# [The problem]
According to the camera forum thread, how much did nehemiah pay for the 5D3?

# [Document excerpt]
* * *
The only camera I might leave off the list is the 5DII. It would seem that both the 6D and 5DIII are upgrades to the II.


----------



## wickidwombat (Dec 20, 2012)

sell the EF-S glass
get the 5Dmk3 and a 16-35 mkII

this lens and the 70-200 you already have will do everything you need for a while and do it extremely well
plus you have the 50 1.8 which is still respectable from f2.2 and narrower

the progaramable DoF button to enable servo on the fly is just brilliant for any situation where you are switching from shooting stationary people to people suddenly moving. ie weddings.

down the track look at the sigma 85 f1.4 and the sigma 35 f1.4 (as soon as my local store has one i'm buying this) on the 5D bodies the sigma 85 is faster focusing than the canon 1.2

I would hold off on getting a 50mm just yet and wait and see what comes of the canon 50 f1.4 IS rumour


----------



## nehemiah (Dec 20, 2012)

I upgraded from the 7D to the 5D3 upon release of the 5D3 (paid the full $3499). I still have the 7D as well. I also have a mix of primes/zooms (100L macro, 85 1.8, 16-35L II, are my main lenses).

Since I was in almost the same boat you have, I think I can accurately diagnose your condition. You have what I have. Dx: Upgradeitis.

It works like this. You have the 7D. It's a wonderful camera. It takes great photos. But you see the posts where the full-frame has this out of this world image quality. And think of the true wide angle shots you would be able to get. And the ISO and low light performance. 

Well the truth is . . . it's fun upgrading. The 5D3 is a GREAT camera, and I love it. However, if I were truly honest, I could have still done fine with the 7D. It's also a great camera. But upgradeitis is not curable. I don't think you'll be able to not upgrade without continually wondering whether your shots could have been more fantastic with the 5D3. So go ahead and do it and enjoy it and don't feel guilty. It's ok, many of us do it. And right now the price seems very good -- can't imagine it will go much lower for a long while.

Now, imagine the shots I could take with that 135 2L that's on sale for $900 . . . They talk about that buttery bokeh . . .


----------



## CharlieB (Dec 20, 2012)

I think I'm working in reverse....

I had the 5Dii first, then got a 7D.

Since then, the 7D has been the go-to camera for most occasions - which are social events (25-500 people). 

I like the built in flash on the 7D, and I don't mind it not being FF.

I still use the 5Dii, and find that the corrections to the PictureStyles are more drastic with the 5Dii than the 7D. That is, the 7D might get two units of extra saturation, while the 5Dii gets only one (or none).


----------



## serendipidy (Dec 20, 2012)

nehemiah said:


> Since I was in almost the same boat you have, I think I can accurately diagnose your condition. You have what I have. Dx: Upgradeitis.



LOL ;D...highly infectious worldwide epidemic. I am in the early stages myself. Dreaming of one day upgrading to FF 5Dmk3 from 7D too. As an amateur I don't know why I need it but I just feel like I must


----------



## rpt (Dec 20, 2012)
* * *
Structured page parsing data
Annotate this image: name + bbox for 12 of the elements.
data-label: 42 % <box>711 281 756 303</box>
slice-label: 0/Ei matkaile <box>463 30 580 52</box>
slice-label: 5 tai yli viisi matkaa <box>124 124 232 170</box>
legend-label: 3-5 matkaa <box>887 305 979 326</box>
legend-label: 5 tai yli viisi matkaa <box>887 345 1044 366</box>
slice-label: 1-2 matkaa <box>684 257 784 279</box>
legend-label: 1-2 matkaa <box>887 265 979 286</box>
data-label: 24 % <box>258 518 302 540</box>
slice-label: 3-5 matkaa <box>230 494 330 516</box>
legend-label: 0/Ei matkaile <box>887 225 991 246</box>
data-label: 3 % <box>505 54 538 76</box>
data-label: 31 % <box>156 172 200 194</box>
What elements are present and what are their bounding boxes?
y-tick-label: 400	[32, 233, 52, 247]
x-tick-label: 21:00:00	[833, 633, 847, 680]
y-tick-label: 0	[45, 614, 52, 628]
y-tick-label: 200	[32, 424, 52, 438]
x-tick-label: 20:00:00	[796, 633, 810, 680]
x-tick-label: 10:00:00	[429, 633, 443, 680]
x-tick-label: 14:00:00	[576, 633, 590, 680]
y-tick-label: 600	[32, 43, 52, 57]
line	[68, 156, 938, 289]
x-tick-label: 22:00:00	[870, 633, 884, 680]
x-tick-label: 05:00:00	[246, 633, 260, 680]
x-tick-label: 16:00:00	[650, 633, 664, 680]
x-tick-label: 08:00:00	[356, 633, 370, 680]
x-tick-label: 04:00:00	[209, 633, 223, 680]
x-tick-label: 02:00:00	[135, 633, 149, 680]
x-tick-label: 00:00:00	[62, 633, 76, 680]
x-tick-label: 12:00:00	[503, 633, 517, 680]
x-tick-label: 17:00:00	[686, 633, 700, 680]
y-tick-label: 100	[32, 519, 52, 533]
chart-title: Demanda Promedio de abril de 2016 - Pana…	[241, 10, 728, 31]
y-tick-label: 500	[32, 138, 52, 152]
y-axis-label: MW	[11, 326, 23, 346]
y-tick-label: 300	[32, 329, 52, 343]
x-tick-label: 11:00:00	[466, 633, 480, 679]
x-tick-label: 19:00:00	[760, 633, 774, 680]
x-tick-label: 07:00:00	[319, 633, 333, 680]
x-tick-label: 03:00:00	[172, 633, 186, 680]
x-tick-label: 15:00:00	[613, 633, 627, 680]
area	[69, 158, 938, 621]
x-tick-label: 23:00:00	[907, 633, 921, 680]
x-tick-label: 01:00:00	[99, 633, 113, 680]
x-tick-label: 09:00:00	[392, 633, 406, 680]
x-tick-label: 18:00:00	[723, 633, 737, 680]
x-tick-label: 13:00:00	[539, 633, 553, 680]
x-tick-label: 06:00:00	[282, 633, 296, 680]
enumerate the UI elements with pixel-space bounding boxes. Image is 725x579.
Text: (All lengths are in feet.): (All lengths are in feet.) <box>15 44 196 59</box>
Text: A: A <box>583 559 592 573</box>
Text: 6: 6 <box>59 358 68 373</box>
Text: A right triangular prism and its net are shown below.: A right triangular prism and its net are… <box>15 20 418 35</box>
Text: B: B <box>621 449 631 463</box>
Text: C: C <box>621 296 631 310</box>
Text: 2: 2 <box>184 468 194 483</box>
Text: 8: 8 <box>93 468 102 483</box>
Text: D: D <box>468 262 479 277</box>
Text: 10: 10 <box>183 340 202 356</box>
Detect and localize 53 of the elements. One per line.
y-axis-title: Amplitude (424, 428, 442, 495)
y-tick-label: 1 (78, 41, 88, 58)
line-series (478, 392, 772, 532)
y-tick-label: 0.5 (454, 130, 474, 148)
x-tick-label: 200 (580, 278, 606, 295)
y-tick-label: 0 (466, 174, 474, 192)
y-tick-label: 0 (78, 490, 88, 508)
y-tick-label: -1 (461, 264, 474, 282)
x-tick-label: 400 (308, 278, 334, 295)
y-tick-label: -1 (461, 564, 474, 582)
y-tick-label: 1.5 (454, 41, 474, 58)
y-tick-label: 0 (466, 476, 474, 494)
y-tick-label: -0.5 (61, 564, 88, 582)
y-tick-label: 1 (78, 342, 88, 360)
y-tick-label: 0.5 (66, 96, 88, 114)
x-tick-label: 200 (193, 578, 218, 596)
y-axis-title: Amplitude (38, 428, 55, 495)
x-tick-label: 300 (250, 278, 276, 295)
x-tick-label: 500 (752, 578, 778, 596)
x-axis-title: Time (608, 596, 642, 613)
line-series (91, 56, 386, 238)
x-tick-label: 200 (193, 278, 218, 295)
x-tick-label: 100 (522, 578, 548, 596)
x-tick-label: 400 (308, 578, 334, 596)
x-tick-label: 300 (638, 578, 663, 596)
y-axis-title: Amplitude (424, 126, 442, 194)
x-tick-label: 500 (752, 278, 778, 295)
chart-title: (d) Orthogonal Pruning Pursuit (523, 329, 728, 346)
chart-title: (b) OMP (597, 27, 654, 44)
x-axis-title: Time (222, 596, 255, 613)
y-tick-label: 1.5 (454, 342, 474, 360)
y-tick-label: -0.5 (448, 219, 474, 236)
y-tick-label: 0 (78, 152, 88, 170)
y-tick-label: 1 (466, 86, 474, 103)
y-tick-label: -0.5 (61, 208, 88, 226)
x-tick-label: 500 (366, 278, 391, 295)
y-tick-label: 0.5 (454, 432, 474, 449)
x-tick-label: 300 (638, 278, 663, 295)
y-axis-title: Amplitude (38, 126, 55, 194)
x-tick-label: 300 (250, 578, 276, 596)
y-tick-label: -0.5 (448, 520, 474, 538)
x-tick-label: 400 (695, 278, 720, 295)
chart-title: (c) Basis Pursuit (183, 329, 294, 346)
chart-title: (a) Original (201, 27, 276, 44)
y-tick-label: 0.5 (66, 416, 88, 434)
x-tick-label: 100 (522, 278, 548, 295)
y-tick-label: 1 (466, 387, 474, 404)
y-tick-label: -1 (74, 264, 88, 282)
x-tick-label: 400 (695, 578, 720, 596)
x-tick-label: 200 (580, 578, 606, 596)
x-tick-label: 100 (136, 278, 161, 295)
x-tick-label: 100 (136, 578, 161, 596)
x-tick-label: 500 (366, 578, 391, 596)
* * *
# [Solution below]
The full $3499.